* EXCERPTED RECORDS
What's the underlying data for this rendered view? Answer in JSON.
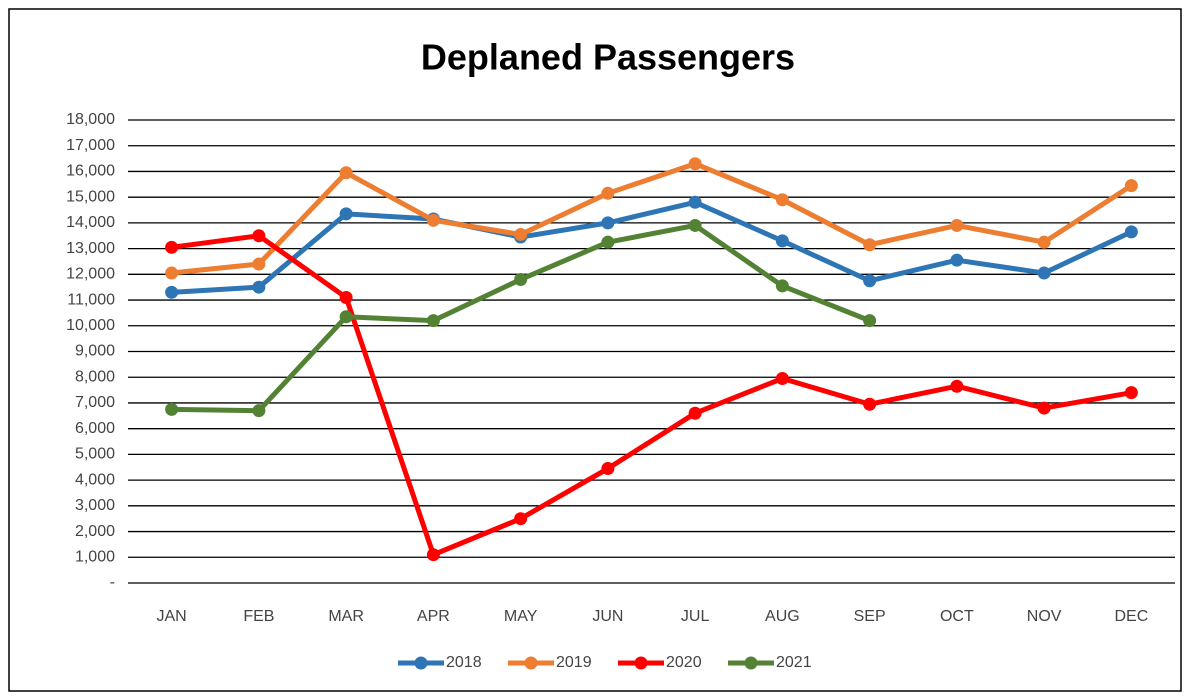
{
  "chart_data": {
    "type": "line",
    "title": "Deplaned Passengers",
    "categories": [
      "JAN",
      "FEB",
      "MAR",
      "APR",
      "MAY",
      "JUN",
      "JUL",
      "AUG",
      "SEP",
      "OCT",
      "NOV",
      "DEC"
    ],
    "series": [
      {
        "name": "2018",
        "color": "#2e75b6",
        "values": [
          11300,
          11500,
          14350,
          14150,
          13450,
          14000,
          14800,
          13300,
          11750,
          12550,
          12050,
          13650
        ]
      },
      {
        "name": "2019",
        "color": "#ed7d31",
        "values": [
          12050,
          12400,
          15950,
          14100,
          13550,
          15150,
          16300,
          14900,
          13150,
          13900,
          13250,
          15450
        ]
      },
      {
        "name": "2020",
        "color": "#ff0000",
        "values": [
          13050,
          13500,
          11100,
          1100,
          2500,
          4450,
          6600,
          7950,
          6950,
          7650,
          6800,
          7400
        ]
      },
      {
        "name": "2021",
        "color": "#548235",
        "values": [
          6750,
          6700,
          10350,
          10200,
          11800,
          13250,
          13900,
          11550,
          10200,
          null,
          null,
          null
        ]
      }
    ],
    "ylim": [
      0,
      18000
    ],
    "yticks": [
      {
        "value": 0,
        "label": "-"
      },
      {
        "value": 1000,
        "label": "1,000"
      },
      {
        "value": 2000,
        "label": "2,000"
      },
      {
        "value": 3000,
        "label": "3,000"
      },
      {
        "value": 4000,
        "label": "4,000"
      },
      {
        "value": 5000,
        "label": "5,000"
      },
      {
        "value": 6000,
        "label": "6,000"
      },
      {
        "value": 7000,
        "label": "7,000"
      },
      {
        "value": 8000,
        "label": "8,000"
      },
      {
        "value": 9000,
        "label": "9,000"
      },
      {
        "value": 10000,
        "label": "10,000"
      },
      {
        "value": 11000,
        "label": "11,000"
      },
      {
        "value": 12000,
        "label": "12,000"
      },
      {
        "value": 13000,
        "label": "13,000"
      },
      {
        "value": 14000,
        "label": "14,000"
      },
      {
        "value": 15000,
        "label": "15,000"
      },
      {
        "value": 16000,
        "label": "16,000"
      },
      {
        "value": 17000,
        "label": "17,000"
      },
      {
        "value": 18000,
        "label": "18,000"
      }
    ],
    "grid": true,
    "legend": "bottom"
  }
}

* THE REQUEST
Copy out each line of the listing that holds "color".

* SOLUTION BELOW
        "color": "#2e75b6",
        "color": "#ed7d31",
        "color": "#ff0000",
        "color": "#548235",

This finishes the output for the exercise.